* Requirement: Check every line of the data below for the string "Microsoft", and copy the ones that hold it.

[Start]

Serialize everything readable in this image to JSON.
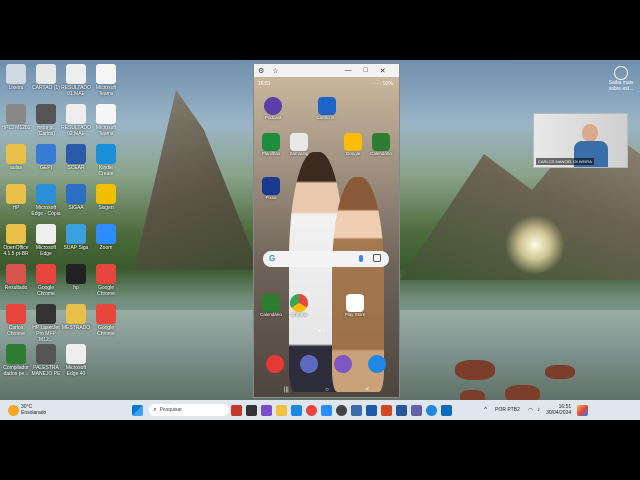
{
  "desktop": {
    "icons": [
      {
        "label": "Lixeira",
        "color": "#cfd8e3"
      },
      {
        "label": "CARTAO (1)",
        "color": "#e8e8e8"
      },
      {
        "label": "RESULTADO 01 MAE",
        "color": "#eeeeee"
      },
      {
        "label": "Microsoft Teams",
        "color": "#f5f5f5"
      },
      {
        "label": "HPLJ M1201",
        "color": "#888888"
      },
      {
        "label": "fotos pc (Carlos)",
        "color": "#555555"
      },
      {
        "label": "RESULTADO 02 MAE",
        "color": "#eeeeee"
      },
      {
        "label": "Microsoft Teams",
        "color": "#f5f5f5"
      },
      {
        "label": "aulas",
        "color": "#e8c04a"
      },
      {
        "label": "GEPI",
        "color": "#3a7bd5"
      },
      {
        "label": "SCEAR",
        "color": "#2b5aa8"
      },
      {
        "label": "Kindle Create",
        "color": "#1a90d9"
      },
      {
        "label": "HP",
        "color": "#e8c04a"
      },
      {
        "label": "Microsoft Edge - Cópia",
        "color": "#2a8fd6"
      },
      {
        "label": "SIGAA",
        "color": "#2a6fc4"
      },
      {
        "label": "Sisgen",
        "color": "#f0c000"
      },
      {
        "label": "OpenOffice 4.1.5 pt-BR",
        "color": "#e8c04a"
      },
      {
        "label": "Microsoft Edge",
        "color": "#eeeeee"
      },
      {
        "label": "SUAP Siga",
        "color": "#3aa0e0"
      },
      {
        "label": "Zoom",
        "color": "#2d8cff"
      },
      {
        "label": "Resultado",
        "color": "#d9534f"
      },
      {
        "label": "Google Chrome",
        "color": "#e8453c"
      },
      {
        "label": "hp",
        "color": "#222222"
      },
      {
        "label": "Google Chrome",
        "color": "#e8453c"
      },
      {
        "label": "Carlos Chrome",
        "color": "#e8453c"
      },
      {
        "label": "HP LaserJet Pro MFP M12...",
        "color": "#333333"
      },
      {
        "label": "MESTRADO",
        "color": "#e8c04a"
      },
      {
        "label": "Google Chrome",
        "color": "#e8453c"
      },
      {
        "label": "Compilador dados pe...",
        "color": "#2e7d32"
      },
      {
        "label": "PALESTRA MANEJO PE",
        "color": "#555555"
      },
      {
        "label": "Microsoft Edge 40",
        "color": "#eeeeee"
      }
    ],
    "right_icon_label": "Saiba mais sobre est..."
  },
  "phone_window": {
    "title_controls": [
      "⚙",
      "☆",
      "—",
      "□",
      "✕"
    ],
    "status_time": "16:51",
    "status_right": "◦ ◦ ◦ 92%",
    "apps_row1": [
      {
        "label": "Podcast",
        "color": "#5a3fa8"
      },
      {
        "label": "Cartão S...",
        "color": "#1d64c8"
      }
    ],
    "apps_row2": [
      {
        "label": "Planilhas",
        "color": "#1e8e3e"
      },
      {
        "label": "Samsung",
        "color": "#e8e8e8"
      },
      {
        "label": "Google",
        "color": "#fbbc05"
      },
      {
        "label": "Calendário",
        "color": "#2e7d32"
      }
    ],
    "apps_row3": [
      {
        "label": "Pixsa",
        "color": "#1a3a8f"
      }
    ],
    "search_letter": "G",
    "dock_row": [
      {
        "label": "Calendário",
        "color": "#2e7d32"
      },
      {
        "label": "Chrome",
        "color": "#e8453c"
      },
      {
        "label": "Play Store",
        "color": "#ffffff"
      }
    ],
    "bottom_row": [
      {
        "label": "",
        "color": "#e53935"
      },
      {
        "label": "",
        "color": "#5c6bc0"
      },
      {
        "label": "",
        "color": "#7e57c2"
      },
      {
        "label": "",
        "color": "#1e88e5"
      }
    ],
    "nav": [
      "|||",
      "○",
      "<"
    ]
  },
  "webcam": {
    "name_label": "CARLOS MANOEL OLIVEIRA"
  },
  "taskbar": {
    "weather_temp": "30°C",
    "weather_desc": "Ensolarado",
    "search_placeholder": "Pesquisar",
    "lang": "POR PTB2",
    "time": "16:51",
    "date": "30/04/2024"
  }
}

[End]
[Start]

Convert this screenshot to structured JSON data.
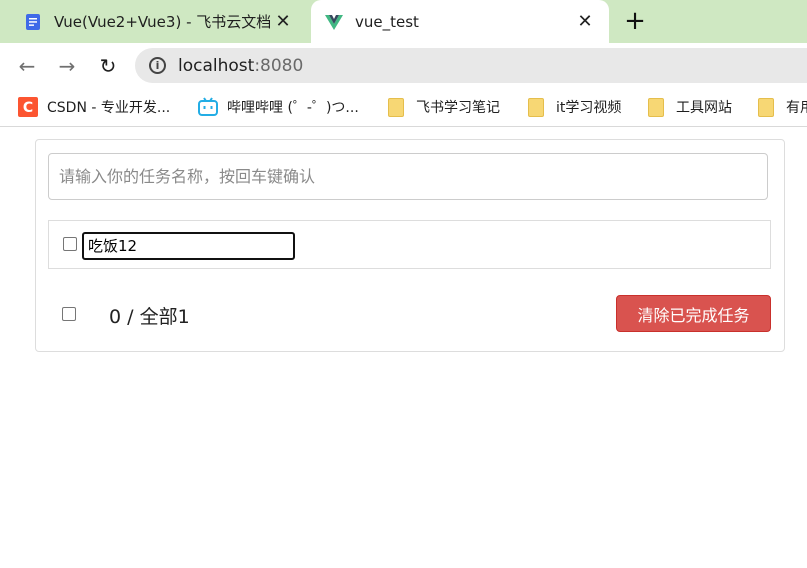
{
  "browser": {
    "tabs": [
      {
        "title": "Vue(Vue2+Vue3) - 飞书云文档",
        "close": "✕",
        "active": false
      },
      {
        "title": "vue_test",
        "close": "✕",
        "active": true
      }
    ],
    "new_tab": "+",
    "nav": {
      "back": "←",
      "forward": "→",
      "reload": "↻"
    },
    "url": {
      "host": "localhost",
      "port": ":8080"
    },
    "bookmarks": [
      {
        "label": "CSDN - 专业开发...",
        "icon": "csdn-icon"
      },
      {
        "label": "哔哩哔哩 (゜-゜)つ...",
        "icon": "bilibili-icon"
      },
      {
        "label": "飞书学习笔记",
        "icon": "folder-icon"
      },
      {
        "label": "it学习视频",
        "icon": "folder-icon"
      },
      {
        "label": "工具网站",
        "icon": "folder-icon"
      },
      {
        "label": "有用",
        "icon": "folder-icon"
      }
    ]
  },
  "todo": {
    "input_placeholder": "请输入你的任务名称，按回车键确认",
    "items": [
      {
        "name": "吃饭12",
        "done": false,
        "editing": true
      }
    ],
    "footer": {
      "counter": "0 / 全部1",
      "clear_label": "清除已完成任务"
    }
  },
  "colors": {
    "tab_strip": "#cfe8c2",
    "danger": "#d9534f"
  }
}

[End]

* In response:
        "label": "Microsoft Teams",
        "label": "Microsoft Teams",
        "label": "Microsoft Edge - Cópia",
        "label": "Microsoft Edge",
        "label": "Microsoft Edge 40",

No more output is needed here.